Output all of the records exactly as written.

§

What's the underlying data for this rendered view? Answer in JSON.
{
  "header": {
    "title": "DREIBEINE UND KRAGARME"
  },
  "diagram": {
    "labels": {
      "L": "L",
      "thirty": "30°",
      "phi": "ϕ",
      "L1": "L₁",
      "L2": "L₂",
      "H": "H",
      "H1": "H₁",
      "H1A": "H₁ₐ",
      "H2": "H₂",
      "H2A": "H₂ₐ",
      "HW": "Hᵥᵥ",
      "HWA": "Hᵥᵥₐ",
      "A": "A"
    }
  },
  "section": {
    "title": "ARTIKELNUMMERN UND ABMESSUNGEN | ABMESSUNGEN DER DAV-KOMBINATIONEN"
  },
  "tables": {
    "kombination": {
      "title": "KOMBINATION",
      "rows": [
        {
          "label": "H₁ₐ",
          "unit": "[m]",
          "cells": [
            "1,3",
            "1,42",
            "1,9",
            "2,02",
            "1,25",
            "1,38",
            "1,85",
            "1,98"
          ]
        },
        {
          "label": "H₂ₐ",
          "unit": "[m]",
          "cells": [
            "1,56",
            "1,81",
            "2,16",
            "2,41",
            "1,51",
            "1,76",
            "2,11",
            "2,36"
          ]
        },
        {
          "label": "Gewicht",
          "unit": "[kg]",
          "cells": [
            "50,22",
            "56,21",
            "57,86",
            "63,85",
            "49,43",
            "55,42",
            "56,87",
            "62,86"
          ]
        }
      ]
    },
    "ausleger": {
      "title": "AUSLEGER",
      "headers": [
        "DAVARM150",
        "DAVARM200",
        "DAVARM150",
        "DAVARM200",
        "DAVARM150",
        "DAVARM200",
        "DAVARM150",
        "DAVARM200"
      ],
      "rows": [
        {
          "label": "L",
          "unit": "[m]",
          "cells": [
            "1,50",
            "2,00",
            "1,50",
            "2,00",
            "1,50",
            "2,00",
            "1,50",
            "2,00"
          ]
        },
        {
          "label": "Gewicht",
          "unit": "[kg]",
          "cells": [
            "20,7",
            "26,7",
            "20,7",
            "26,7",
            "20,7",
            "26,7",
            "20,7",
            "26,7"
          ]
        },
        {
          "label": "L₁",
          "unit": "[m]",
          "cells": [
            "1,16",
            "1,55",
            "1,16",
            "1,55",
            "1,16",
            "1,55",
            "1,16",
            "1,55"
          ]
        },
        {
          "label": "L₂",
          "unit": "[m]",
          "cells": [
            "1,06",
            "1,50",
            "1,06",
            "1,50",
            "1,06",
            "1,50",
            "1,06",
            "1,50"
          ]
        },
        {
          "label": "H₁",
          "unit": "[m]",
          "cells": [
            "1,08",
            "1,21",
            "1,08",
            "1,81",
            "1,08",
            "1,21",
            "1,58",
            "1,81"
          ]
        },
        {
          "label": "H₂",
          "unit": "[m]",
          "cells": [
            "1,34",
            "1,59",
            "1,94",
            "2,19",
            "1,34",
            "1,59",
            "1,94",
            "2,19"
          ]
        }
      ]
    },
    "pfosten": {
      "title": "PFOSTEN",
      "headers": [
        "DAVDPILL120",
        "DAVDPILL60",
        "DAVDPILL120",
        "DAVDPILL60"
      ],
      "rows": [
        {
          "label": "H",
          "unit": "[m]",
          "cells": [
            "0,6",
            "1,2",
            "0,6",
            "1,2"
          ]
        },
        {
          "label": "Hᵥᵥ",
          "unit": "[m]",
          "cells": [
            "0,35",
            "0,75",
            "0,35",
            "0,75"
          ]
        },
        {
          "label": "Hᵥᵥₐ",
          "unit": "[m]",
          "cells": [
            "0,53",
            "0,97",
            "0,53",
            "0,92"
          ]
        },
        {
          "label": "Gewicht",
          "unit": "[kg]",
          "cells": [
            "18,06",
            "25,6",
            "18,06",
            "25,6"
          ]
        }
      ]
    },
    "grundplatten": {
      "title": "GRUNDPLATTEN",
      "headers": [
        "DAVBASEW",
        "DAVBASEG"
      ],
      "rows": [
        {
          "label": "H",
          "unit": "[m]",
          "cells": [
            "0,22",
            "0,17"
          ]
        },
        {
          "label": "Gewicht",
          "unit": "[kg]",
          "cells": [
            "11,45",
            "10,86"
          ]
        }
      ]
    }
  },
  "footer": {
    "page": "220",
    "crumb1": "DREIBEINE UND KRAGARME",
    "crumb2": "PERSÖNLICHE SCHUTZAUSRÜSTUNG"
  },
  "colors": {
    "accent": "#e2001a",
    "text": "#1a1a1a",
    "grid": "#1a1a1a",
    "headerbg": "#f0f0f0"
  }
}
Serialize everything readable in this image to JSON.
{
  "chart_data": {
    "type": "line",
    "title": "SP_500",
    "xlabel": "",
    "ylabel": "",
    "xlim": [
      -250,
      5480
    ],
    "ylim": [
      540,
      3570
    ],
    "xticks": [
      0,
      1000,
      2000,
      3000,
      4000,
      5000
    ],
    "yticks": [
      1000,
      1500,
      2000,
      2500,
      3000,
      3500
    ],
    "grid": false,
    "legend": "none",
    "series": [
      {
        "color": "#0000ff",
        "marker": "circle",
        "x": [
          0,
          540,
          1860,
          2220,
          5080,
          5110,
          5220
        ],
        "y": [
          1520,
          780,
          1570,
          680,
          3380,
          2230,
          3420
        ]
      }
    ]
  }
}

§

COMPLETE OUTPUT ::
What's the underlying data for this rendered view? Answer in JSON.
{
  "header": {
    "title": "DREIBEINE UND KRAGARME"
  },
  "diagram": {
    "labels": {
      "L": "L",
      "thirty": "30°",
      "phi": "ϕ",
      "L1": "L₁",
      "L2": "L₂",
      "H": "H",
      "H1": "H₁",
      "H1A": "H₁ₐ",
      "H2": "H₂",
      "H2A": "H₂ₐ",
      "HW": "Hᵥᵥ",
      "HWA": "Hᵥᵥₐ",
      "A": "A"
    }
  },
  "section": {
    "title": "ARTIKELNUMMERN UND ABMESSUNGEN | ABMESSUNGEN DER DAV-KOMBINATIONEN"
  },
  "tables": {
    "kombination": {
      "title": "KOMBINATION",
      "rows": [
        {
          "label": "H₁ₐ",
          "unit": "[m]",
          "cells": [
            "1,3",
            "1,42",
            "1,9",
            "2,02",
            "1,25",
            "1,38",
            "1,85",
            "1,98"
          ]
        },
        {
          "label": "H₂ₐ",
          "unit": "[m]",
          "cells": [
            "1,56",
            "1,81",
            "2,16",
            "2,41",
            "1,51",
            "1,76",
            "2,11",
            "2,36"
          ]
        },
        {
          "label": "Gewicht",
          "unit": "[kg]",
          "cells": [
            "50,22",
            "56,21",
            "57,86",
            "63,85",
            "49,43",
            "55,42",
            "56,87",
            "62,86"
          ]
        }
      ]
    },
    "ausleger": {
      "title": "AUSLEGER",
      "headers": [
        "DAVARM150",
        "DAVARM200",
        "DAVARM150",
        "DAVARM200",
        "DAVARM150",
        "DAVARM200",
        "DAVARM150",
        "DAVARM200"
      ],
      "rows": [
        {
          "label": "L",
          "unit": "[m]",
          "cells": [
            "1,50",
            "2,00",
            "1,50",
            "2,00",
            "1,50",
            "2,00",
            "1,50",
            "2,00"
          ]
        },
        {
          "label": "Gewicht",
          "unit": "[kg]",
          "cells": [
            "20,7",
            "26,7",
            "20,7",
            "26,7",
            "20,7",
            "26,7",
            "20,7",
            "26,7"
          ]
        },
        {
          "label": "L₁",
          "unit": "[m]",
          "cells": [
            "1,16",
            "1,55",
            "1,16",
            "1,55",
            "1,16",
            "1,55",
            "1,16",
            "1,55"
          ]
        },
        {
          "label": "L₂",
          "unit": "[m]",
          "cells": [
            "1,06",
            "1,50",
            "1,06",
            "1,50",
            "1,06",
            "1,50",
            "1,06",
            "1,50"
          ]
        },
        {
          "label": "H₁",
          "unit": "[m]",
          "cells": [
            "1,08",
            "1,21",
            "1,08",
            "1,81",
            "1,08",
            "1,21",
            "1,58",
            "1,81"
          ]
        },
        {
          "label": "H₂",
          "unit": "[m]",
          "cells": [
            "1,34",
            "1,59",
            "1,94",
            "2,19",
            "1,34",
            "1,59",
            "1,94",
            "2,19"
          ]
        }
      ]
    },
    "pfosten": {
      "title": "PFOSTEN",
      "headers": [
        "DAVDPILL120",
        "DAVDPILL60",
        "DAVDPILL120",
        "DAVDPILL60"
      ],
      "rows": [
        {
          "label": "H",
          "unit": "[m]",
          "cells": [
            "0,6",
            "1,2",
            "0,6",
            "1,2"
          ]
        },
        {
          "label": "Hᵥᵥ",
          "unit": "[m]",
          "cells": [
            "0,35",
            "0,75",
            "0,35",
            "0,75"
          ]
        },
        {
          "label": "Hᵥᵥₐ",
          "unit": "[m]",
          "cells": [
            "0,53",
            "0,97",
            "0,53",
            "0,92"
          ]
        },
        {
          "label": "Gewicht",
          "unit": "[kg]",
          "cells": [
            "18,06",
            "25,6",
            "18,06",
            "25,6"
          ]
        }
      ]
    },
    "grundplatten": {
      "title": "GRUNDPLATTEN",
      "headers": [
        "DAVBASEW",
        "DAVBASEG"
      ],
      "rows": [
        {
          "label": "H",
          "unit": "[m]",
          "cells": [
            "0,22",
            "0,17"
          ]
        },
        {
          "label": "Gewicht",
          "unit": "[kg]",
          "cells": [
            "11,45",
            "10,86"
          ]
        }
      ]
    }
  },
  "footer": {
    "page": "220",
    "crumb1": "DREIBEINE UND KRAGARME",
    "crumb2": "PERSÖNLICHE SCHUTZAUSRÜSTUNG"
  },
  "colors": {
    "accent": "#e2001a",
    "text": "#1a1a1a",
    "grid": "#1a1a1a",
    "headerbg": "#f0f0f0"
  }
}
Serialize everything readable in this image to JSON.
{
  "chart_data": {
    "type": "line",
    "title": "SP_500",
    "xlabel": "",
    "ylabel": "",
    "xlim": [
      -250,
      5480
    ],
    "ylim": [
      540,
      3570
    ],
    "xticks": [
      0,
      1000,
      2000,
      3000,
      4000,
      5000
    ],
    "yticks": [
      1000,
      1500,
      2000,
      2500,
      3000,
      3500
    ],
    "grid": false,
    "legend": "none",
    "series": [
      {
        "color": "#0000ff",
        "marker": "circle",
        "x": [
          0,
          540,
          1860,
          2220,
          5080,
          5110,
          5220
        ],
        "y": [
          1520,
          780,
          1570,
          680,
          3380,
          2230,
          3420
        ]
      }
    ]
  }
}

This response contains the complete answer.